#### Extracted records:
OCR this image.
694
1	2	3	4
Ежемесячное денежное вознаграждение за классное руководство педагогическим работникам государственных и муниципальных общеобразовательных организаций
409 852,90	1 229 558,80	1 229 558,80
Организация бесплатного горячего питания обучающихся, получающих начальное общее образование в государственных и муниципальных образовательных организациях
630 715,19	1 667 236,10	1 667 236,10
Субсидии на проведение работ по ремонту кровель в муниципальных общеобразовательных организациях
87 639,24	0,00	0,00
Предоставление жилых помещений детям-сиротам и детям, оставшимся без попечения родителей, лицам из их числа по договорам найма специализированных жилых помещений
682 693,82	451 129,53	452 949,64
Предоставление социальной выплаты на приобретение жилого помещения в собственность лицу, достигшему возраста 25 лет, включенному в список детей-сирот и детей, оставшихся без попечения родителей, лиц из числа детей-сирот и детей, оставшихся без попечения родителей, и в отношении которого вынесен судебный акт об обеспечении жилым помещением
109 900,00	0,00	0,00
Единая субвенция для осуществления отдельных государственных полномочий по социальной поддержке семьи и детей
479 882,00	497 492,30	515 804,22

#### Task goal:
Copy out the full set of records precisely, leaving nothing out.

#### In response:
OCR this image.
694
1	2	3	4
Ежемесячное денежное вознаграждение за классное руководство педагогическим работникам государственных и муниципальных общеобразовательных организаций
409 852,90	1 229 558,80	1 229 558,80
Организация бесплатного горячего питания обучающихся, получающих начальное общее образование в государственных и муниципальных образовательных организациях
630 715,19	1 667 236,10	1 667 236,10
Субсидии на проведение работ по ремонту кровель в муниципальных общеобразовательных организациях
87 639,24	0,00	0,00
Предоставление жилых помещений детям-сиротам и детям, оставшимся без попечения родителей, лицам из их числа по договорам найма специализированных жилых помещений
682 693,82	451 129,53	452 949,64
Предоставление социальной выплаты на приобретение жилого помещения в собственность лицу, достигшему возраста 25 лет, включенному в список детей-сирот и детей, оставшихся без попечения родителей, лиц из числа детей-сирот и детей, оставшихся без попечения родителей, и в отношении которого вынесен судебный акт об обеспечении жилым помещением
109 900,00	0,00	0,00
Единая субвенция для осуществления отдельных государственных полномочий по социальной поддержке семьи и детей
479 882,00	497 492,30	515 804,22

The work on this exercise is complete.